_Your objective_
From the listing that follows, extract every line and set it down unaltered.

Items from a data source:
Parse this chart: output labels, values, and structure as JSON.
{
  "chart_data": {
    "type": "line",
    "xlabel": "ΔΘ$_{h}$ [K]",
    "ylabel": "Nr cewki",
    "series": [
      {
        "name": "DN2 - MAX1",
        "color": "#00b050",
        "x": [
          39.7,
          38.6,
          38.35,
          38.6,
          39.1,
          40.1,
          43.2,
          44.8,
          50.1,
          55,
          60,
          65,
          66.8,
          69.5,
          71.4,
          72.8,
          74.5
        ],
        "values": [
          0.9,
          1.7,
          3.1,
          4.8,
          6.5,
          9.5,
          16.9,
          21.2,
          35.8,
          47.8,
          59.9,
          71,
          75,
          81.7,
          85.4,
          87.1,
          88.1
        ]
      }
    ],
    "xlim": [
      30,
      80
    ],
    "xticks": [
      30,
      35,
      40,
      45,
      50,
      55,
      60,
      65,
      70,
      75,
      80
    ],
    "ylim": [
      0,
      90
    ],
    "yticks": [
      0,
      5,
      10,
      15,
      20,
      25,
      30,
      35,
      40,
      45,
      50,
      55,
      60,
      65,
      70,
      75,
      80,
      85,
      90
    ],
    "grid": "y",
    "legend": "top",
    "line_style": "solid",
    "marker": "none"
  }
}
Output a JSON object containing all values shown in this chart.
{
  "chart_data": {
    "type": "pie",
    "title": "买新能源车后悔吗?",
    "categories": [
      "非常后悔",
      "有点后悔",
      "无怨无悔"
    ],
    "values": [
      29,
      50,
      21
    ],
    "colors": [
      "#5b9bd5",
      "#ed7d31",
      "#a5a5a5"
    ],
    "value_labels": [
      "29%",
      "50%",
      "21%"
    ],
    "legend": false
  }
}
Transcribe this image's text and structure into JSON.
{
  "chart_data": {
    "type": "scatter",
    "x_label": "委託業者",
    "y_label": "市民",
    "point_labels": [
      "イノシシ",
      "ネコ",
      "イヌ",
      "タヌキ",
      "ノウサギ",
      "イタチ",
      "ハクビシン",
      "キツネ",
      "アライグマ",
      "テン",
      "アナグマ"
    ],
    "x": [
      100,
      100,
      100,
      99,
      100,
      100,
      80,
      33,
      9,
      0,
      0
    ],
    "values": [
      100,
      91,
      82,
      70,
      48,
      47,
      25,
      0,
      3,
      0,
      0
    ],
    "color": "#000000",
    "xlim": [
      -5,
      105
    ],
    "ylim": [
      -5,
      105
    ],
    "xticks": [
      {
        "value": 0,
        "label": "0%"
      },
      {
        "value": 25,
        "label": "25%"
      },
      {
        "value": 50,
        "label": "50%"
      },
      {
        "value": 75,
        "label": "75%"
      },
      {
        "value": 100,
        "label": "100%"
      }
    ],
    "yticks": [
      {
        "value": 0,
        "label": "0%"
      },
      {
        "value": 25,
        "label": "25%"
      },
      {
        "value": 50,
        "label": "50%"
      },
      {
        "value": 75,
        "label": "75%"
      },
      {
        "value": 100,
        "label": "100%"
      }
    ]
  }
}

_Answer to this problem_
Parse this chart: output labels, values, and structure as JSON.
{
  "chart_data": {
    "type": "line",
    "xlabel": "ΔΘ$_{h}$ [K]",
    "ylabel": "Nr cewki",
    "series": [
      {
        "name": "DN2 - MAX1",
        "color": "#00b050",
        "x": [
          39.7,
          38.6,
          38.35,
          38.6,
          39.1,
          40.1,
          43.2,
          44.8,
          50.1,
          55,
          60,
          65,
          66.8,
          69.5,
          71.4,
          72.8,
          74.5
        ],
        "values": [
          0.9,
          1.7,
          3.1,
          4.8,
          6.5,
          9.5,
          16.9,
          21.2,
          35.8,
          47.8,
          59.9,
          71,
          75,
          81.7,
          85.4,
          87.1,
          88.1
        ]
      }
    ],
    "xlim": [
      30,
      80
    ],
    "xticks": [
      30,
      35,
      40,
      45,
      50,
      55,
      60,
      65,
      70,
      75,
      80
    ],
    "ylim": [
      0,
      90
    ],
    "yticks": [
      0,
      5,
      10,
      15,
      20,
      25,
      30,
      35,
      40,
      45,
      50,
      55,
      60,
      65,
      70,
      75,
      80,
      85,
      90
    ],
    "grid": "y",
    "legend": "top",
    "line_style": "solid",
    "marker": "none"
  }
}
Output a JSON object containing all values shown in this chart.
{
  "chart_data": {
    "type": "pie",
    "title": "买新能源车后悔吗?",
    "categories": [
      "非常后悔",
      "有点后悔",
      "无怨无悔"
    ],
    "values": [
      29,
      50,
      21
    ],
    "colors": [
      "#5b9bd5",
      "#ed7d31",
      "#a5a5a5"
    ],
    "value_labels": [
      "29%",
      "50%",
      "21%"
    ],
    "legend": false
  }
}
Transcribe this image's text and structure into JSON.
{
  "chart_data": {
    "type": "scatter",
    "x_label": "委託業者",
    "y_label": "市民",
    "point_labels": [
      "イノシシ",
      "ネコ",
      "イヌ",
      "タヌキ",
      "ノウサギ",
      "イタチ",
      "ハクビシン",
      "キツネ",
      "アライグマ",
      "テン",
      "アナグマ"
    ],
    "x": [
      100,
      100,
      100,
      99,
      100,
      100,
      80,
      33,
      9,
      0,
      0
    ],
    "values": [
      100,
      91,
      82,
      70,
      48,
      47,
      25,
      0,
      3,
      0,
      0
    ],
    "color": "#000000",
    "xlim": [
      -5,
      105
    ],
    "ylim": [
      -5,
      105
    ],
    "xticks": [
      {
        "value": 0,
        "label": "0%"
      },
      {
        "value": 25,
        "label": "25%"
      },
      {
        "value": 50,
        "label": "50%"
      },
      {
        "value": 75,
        "label": "75%"
      },
      {
        "value": 100,
        "label": "100%"
      }
    ],
    "yticks": [
      {
        "value": 0,
        "label": "0%"
      },
      {
        "value": 25,
        "label": "25%"
      },
      {
        "value": 50,
        "label": "50%"
      },
      {
        "value": 75,
        "label": "75%"
      },
      {
        "value": 100,
        "label": "100%"
      }
    ]
  }
}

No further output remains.